AUFGABENSTELLUNG: Schreiben Sie den folgenden Text zur Zulassungsprüfung Darstellende Kunst im Anschluss an seinen letzten Punkt weiter.

___ AUSGANGSDOKUMENT ___

Die Zulassungsprüfung Darstellende Kunst dient dem Nachweis der Begabung für das Studium. Die Beherrschung der deutschen Sprache ist Voraussetzung für die Aufnahme des Studiums. Für den Studienzweig Schauspielregie ist die allgemeine Universitätsreife zusätzlich durch ein österreichisches Reifezeugnis nachzuweisen oder ist ein gemäß § 64 Abs. 1 Z 2-4 und 6 Universitäts-gesetz 2002, BGBl. I Nr. 120/2002, i.d.g.F. gleichwertiger Nachweis zu erbringen. Die Zulassungsprüfung gliedert sich für die Kandidaten in mehrere Abschnitte, die jeweils verschiedene Aufgabenstellungen beinhalten:
a) Szenische Präsentation zweier Rollenausschnitte (von vier vorzubereitenden).
b) Szenische Präsentation der verbliebenen beiden Rollenausschnitte.
c) Absolvieren verschiedener szenischer, körperlicher, musikalischer und theoretischer Tests.
d) Inszenierungsgespräch (Dramenanalyse, szenische Lösung) über eines der beiden vorzubereitenden Stücke. Prüfung zu den theoretischen und historischen Kenntnissen der Kandidaten auf dem Gebiet des Theaters, der Literatur und Kultur.
e) Inszenierungsgespräch über das zweite Stück.
f) Absolvieren verschiedener Tests mit szenischen Aufgaben.

___ AUSZÜGE DER DATENSÄTZE ___

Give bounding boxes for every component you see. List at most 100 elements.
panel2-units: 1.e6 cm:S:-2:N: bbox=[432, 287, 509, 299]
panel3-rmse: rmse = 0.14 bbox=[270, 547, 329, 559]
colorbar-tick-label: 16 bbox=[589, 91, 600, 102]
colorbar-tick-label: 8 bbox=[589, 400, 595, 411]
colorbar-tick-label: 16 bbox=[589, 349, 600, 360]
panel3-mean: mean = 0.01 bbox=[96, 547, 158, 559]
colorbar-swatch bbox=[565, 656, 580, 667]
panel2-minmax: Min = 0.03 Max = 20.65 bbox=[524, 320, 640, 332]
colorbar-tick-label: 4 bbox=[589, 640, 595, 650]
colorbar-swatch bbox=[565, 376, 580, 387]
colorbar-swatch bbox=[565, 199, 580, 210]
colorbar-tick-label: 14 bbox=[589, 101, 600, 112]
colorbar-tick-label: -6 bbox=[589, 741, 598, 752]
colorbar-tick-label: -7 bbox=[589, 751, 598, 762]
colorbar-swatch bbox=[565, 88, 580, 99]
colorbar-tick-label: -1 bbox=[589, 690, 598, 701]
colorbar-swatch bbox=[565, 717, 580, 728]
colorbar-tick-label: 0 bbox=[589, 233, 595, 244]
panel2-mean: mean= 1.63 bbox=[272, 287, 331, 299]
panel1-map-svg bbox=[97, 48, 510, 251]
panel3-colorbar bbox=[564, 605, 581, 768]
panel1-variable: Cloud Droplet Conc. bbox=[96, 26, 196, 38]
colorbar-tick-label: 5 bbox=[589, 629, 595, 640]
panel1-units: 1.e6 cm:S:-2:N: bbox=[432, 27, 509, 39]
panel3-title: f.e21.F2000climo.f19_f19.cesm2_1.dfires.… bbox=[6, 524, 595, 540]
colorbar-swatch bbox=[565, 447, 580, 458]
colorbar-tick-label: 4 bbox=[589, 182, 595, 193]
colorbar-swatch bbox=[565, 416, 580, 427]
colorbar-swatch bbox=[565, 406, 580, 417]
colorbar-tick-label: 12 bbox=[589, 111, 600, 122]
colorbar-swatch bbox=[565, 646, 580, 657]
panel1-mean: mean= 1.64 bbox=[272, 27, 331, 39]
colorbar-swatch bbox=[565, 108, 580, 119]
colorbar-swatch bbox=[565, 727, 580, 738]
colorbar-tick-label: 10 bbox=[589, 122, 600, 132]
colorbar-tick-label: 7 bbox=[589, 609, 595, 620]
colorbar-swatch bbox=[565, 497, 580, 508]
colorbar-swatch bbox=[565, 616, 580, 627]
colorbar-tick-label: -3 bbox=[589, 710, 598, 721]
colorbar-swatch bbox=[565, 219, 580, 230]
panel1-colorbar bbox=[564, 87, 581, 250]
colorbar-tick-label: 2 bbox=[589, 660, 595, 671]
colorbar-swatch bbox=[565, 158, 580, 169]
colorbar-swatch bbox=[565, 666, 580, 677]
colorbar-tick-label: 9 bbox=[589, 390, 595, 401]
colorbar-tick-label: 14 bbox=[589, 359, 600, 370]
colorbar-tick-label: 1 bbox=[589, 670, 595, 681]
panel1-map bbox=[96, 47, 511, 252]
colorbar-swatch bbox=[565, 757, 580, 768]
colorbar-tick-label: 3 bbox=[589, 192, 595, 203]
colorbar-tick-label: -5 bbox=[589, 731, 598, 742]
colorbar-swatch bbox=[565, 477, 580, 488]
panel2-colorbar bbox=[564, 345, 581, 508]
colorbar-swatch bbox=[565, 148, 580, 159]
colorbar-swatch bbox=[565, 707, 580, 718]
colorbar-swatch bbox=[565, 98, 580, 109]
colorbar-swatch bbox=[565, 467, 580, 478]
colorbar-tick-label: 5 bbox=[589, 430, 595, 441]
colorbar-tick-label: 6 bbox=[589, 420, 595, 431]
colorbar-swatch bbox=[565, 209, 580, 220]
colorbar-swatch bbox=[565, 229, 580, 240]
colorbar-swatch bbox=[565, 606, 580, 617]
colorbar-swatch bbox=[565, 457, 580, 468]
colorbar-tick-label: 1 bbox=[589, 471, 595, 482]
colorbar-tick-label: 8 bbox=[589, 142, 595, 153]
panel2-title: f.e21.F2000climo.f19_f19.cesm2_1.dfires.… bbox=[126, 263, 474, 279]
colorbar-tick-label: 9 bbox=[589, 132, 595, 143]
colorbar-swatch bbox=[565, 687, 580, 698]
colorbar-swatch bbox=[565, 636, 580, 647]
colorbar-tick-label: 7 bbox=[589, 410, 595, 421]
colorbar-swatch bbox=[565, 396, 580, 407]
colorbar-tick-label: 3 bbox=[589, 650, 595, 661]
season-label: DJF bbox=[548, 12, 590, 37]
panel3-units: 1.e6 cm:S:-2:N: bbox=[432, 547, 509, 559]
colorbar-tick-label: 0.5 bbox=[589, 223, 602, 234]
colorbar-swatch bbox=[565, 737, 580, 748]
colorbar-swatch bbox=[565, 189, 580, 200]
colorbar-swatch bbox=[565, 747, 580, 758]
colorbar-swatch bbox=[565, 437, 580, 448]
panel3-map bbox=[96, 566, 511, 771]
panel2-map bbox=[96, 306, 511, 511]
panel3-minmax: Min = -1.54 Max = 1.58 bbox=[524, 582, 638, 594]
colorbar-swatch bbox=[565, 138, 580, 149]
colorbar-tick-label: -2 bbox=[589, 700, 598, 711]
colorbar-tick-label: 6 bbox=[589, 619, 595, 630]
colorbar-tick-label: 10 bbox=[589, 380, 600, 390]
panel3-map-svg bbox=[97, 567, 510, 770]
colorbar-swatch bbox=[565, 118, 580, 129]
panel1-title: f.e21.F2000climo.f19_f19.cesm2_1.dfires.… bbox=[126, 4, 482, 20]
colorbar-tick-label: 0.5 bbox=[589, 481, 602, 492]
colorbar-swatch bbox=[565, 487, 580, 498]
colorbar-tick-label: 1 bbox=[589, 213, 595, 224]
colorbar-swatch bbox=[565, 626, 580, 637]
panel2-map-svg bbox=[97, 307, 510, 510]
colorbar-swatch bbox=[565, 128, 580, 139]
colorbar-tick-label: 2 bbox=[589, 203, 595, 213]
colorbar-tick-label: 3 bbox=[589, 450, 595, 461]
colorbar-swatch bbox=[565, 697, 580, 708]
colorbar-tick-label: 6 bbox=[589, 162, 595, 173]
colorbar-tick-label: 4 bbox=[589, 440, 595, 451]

___

ERGEBNIS:
Für Bewerber, die bekannt geben, dass sie sich nach dem Grundstudium für den Studienzweig Schauspiel entscheiden, entfallen die Prüfungsteile, die unter d), e) und f) angeführt sind. Für
Bewerber, die bekannt geben, dass sie sich nach dem Grundstudium für den Studienzweig Schauspielregie entscheiden, entfallen die Prüfungsteile, die unter a), b) und c) angeführt sind. Die
Berechtigung, nach dem Grundstudium, entgegen der ursprünglichen Absicht, den Studienzweig Schauspielregie bzw. Schauspiel zu wählen, ist vorhanden. Vorbedingung dafür ist die nachträgliche erfolgreiche Ablegung der anderen Prüfungsteile.
In allen Abschnitten ist es möglich, mit den Bewerbern an weiteren Aufgaben zu arbeiten, die entweder vor Beginn oder während der Prüfung bekannt gegeben werden. Welche Unterlagen allenfalls als Grundlage der Inszenierungsgespräche vorzulegen sind (Konzeption), wird mit eventuellen Einreichterminen zeitgerecht bekanntgegeben.
Voraussetzung für den Prüfungsteil b) ist das positive Bestehen von a), für c) das positive Bestehen von b). Voraussetzung für den Prüfungsteil e) ist das positive Bestehen von d), für f) das positive Bestehen von e).